Exercise details>
Check every line of the data below for the string "Российской", and copy the ones that hold it.

Data listing>

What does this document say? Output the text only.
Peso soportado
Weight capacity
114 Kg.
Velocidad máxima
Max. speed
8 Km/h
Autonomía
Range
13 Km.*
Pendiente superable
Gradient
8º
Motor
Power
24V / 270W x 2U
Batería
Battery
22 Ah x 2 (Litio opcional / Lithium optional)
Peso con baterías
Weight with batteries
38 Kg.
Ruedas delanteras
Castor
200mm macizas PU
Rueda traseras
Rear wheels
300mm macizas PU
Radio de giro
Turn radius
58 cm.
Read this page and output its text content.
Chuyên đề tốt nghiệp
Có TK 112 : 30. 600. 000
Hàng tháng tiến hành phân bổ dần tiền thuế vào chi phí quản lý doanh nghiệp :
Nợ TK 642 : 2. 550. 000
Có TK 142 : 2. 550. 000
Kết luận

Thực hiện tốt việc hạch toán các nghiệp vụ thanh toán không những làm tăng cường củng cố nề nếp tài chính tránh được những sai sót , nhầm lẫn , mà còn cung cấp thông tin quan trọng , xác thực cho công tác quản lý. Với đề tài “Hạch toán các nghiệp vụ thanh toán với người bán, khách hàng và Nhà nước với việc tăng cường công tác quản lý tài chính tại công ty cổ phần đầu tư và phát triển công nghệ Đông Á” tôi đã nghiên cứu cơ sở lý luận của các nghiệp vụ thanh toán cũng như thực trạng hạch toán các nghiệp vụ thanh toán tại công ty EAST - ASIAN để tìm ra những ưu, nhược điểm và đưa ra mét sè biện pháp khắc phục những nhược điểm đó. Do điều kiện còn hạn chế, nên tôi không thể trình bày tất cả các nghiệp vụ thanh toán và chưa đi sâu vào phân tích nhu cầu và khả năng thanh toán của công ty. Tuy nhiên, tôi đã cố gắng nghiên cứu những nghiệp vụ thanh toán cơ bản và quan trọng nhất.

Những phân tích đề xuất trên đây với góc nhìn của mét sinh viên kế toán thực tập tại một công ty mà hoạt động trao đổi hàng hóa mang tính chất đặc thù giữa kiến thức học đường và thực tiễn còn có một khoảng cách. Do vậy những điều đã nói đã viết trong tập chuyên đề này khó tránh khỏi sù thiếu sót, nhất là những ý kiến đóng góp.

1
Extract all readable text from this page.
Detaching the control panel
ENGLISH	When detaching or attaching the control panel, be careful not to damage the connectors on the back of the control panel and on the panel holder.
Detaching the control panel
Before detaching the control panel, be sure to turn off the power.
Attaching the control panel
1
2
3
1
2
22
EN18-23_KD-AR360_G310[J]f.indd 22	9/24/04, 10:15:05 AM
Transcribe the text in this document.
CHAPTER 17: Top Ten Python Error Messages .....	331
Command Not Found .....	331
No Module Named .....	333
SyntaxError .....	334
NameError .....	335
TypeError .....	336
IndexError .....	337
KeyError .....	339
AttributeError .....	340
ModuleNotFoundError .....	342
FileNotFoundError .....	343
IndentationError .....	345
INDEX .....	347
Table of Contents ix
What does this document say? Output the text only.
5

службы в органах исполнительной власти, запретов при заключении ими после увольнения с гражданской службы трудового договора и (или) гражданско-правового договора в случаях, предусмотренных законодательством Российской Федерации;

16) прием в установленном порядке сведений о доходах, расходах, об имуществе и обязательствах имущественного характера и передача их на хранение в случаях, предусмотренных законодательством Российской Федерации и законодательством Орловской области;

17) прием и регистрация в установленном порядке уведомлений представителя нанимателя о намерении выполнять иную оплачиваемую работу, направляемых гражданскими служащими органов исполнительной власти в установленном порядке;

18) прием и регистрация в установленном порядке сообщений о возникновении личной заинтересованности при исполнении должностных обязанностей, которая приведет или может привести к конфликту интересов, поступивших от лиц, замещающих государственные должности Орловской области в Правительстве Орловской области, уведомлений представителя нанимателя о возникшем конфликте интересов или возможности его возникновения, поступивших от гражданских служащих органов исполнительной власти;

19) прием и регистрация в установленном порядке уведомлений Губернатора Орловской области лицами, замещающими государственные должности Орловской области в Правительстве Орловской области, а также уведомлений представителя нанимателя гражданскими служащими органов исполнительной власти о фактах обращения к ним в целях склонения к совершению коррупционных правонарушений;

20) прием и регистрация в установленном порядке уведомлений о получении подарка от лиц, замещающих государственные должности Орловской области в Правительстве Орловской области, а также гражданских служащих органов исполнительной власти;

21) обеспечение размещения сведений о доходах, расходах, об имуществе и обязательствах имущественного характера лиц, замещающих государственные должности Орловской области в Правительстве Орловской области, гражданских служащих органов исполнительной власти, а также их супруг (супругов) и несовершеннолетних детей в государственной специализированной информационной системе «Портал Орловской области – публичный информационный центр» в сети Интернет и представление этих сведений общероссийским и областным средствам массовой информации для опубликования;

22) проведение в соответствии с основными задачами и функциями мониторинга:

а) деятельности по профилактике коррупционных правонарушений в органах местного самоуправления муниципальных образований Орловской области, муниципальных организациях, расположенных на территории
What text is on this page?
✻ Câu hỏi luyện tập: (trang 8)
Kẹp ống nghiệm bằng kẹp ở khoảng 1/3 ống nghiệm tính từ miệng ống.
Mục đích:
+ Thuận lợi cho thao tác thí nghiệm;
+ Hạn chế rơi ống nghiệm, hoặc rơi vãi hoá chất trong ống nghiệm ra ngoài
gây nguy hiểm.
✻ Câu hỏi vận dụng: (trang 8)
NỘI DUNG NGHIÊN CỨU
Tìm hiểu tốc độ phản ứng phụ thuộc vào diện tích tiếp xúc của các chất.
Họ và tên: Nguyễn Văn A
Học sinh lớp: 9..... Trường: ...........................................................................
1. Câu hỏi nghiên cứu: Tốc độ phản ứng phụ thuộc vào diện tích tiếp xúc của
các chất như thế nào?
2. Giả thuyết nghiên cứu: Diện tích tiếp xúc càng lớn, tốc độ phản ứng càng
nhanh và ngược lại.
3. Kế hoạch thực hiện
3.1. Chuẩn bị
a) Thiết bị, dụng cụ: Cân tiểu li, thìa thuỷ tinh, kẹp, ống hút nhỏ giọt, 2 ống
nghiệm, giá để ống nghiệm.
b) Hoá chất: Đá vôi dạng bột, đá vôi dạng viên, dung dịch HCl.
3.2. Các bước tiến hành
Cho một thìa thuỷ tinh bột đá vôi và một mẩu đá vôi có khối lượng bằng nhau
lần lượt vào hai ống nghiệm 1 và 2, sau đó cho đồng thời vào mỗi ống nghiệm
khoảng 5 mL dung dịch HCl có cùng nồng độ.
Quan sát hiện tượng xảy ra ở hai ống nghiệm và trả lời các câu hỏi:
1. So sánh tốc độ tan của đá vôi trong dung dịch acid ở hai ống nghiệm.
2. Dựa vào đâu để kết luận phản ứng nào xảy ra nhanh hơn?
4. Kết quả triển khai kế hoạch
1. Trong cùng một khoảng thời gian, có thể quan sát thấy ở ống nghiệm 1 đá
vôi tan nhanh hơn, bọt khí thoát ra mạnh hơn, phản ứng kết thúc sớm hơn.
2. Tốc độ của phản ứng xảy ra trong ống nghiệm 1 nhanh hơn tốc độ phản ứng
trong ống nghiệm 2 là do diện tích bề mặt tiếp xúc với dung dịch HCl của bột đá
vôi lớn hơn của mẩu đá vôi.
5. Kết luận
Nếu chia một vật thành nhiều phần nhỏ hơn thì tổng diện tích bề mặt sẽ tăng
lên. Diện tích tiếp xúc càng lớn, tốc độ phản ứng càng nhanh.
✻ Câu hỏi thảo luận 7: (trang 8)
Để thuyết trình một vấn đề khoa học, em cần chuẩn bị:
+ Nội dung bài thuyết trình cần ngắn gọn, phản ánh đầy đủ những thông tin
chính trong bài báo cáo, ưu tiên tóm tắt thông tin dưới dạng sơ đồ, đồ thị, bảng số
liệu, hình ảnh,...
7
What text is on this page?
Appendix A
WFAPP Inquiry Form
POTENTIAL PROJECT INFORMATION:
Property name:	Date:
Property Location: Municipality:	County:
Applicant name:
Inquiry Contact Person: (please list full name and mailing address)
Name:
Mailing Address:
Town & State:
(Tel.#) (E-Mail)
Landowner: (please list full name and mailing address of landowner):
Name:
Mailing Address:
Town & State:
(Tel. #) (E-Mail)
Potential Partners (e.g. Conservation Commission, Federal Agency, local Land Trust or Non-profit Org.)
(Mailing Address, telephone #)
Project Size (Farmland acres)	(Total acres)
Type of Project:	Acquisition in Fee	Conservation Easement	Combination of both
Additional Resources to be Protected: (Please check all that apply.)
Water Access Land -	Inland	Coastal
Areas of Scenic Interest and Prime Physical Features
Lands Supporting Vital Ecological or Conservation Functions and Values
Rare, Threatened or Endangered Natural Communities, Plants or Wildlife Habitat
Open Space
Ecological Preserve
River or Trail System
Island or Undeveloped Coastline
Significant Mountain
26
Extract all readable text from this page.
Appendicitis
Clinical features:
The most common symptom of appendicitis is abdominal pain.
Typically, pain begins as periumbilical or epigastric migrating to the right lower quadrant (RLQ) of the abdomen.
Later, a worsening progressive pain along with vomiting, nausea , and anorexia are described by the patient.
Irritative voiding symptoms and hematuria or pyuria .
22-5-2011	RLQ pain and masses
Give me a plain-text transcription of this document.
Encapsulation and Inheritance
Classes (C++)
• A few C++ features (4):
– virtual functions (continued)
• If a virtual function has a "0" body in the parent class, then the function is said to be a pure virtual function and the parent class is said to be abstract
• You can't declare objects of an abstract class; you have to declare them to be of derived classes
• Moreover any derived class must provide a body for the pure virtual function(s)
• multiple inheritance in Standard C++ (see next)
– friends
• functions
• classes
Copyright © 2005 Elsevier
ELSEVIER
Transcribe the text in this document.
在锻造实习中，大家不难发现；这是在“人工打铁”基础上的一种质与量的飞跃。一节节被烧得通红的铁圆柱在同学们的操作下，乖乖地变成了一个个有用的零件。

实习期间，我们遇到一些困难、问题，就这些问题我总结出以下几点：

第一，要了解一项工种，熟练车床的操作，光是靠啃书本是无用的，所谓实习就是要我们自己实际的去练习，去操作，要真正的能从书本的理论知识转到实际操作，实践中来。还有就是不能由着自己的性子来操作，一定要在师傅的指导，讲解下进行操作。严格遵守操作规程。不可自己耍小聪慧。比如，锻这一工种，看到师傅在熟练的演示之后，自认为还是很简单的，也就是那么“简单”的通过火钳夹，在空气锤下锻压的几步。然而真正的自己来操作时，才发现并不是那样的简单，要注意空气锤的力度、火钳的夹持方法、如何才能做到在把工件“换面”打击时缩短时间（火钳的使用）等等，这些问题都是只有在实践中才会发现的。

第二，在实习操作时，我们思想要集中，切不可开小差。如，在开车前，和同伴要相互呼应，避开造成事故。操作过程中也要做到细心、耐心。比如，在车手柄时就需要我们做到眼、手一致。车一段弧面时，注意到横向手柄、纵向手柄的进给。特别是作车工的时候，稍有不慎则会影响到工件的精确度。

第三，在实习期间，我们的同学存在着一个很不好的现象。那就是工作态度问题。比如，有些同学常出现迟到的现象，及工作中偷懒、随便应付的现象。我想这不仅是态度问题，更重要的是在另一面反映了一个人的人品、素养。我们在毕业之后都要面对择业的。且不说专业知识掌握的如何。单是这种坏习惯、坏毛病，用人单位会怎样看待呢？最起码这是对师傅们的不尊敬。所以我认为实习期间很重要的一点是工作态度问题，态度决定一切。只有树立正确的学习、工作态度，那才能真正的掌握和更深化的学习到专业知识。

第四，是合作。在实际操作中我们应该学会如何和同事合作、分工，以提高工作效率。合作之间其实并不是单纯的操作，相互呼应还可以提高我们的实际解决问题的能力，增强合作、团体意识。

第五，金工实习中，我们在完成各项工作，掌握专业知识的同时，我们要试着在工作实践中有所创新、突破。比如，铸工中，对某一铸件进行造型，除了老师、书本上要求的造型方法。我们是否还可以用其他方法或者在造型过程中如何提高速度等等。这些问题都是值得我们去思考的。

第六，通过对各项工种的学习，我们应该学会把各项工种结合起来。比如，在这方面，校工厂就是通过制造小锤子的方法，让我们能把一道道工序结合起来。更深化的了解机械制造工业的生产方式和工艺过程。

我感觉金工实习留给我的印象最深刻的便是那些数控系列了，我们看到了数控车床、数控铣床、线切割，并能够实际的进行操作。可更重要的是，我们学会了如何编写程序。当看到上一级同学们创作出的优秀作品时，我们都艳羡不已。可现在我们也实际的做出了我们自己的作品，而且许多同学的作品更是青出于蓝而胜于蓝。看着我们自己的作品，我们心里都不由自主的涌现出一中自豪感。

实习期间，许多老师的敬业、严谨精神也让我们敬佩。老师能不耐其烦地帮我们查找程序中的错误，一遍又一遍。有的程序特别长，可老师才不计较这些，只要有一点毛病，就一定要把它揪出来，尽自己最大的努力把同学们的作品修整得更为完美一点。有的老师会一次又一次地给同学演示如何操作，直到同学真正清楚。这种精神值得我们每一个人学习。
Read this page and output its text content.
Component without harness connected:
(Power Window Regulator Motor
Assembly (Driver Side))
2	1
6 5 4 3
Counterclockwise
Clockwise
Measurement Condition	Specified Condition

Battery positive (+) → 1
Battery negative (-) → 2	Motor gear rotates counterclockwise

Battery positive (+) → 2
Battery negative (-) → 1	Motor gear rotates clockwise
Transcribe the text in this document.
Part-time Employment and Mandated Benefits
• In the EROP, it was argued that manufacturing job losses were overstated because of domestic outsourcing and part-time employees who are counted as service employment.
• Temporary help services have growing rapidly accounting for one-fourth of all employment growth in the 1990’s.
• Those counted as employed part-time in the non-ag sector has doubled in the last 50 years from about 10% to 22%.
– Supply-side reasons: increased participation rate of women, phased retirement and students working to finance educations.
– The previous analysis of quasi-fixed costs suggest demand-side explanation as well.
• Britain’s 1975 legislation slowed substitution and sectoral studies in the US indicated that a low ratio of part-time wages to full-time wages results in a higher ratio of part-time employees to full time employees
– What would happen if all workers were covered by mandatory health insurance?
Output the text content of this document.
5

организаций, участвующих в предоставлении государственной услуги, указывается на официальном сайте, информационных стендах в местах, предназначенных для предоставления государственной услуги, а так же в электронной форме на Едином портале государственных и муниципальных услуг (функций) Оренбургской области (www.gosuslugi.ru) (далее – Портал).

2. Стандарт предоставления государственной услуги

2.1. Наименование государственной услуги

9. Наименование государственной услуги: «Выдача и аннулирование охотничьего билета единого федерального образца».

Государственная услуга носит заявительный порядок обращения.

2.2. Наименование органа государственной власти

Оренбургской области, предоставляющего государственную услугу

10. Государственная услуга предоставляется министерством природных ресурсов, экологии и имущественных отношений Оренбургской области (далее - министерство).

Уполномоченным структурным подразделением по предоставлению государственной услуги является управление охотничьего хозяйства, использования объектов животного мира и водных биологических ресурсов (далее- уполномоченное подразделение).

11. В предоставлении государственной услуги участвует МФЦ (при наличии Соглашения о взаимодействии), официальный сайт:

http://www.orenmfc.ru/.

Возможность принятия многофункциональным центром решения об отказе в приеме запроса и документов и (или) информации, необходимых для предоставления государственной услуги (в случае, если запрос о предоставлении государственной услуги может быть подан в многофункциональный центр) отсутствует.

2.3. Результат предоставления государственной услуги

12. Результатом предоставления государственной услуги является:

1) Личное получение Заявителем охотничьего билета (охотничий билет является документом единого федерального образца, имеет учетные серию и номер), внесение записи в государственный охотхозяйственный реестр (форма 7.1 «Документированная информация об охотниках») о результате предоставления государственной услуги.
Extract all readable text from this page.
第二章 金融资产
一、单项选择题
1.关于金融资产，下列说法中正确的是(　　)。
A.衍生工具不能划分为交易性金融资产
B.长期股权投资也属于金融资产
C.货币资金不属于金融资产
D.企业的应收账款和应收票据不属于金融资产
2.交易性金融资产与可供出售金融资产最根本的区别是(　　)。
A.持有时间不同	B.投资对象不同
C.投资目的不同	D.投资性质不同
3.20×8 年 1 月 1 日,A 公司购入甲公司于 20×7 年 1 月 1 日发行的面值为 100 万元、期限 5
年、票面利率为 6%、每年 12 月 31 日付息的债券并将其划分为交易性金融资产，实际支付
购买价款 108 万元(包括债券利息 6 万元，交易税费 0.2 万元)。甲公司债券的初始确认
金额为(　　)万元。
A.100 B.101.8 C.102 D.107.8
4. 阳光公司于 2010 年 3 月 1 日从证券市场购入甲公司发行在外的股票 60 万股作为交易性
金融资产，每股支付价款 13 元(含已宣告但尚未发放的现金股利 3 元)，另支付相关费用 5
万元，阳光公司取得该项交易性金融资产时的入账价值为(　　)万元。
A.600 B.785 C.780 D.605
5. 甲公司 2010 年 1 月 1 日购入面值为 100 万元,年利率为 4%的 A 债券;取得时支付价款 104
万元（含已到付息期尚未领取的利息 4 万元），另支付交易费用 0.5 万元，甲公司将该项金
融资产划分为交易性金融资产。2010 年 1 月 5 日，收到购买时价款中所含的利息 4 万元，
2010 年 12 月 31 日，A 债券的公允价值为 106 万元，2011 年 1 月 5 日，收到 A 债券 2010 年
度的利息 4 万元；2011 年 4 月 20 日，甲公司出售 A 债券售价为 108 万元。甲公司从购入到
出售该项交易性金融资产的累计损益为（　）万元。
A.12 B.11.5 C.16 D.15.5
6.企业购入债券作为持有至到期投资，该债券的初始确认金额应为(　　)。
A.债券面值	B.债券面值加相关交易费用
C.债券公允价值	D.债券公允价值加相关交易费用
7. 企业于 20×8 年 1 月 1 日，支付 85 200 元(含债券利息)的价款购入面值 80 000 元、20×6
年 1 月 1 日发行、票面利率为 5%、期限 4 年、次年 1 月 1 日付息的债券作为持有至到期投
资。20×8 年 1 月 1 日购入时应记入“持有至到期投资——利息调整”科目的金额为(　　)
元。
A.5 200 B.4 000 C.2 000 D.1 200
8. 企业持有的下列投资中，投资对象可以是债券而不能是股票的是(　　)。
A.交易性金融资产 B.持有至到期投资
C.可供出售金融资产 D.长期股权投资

The solution>
службы в органах исполнительной власти, запретов при заключении ими после увольнения с гражданской службы трудового договора и (или) гражданско-правового договора в случаях, предусмотренных законодательством Российской Федерации;
16) прием в установленном порядке сведений о доходах, расходах, об имуществе и обязательствах имущественного характера и передача их на хранение в случаях, предусмотренных законодательством Российской Федерации и законодательством Орловской области;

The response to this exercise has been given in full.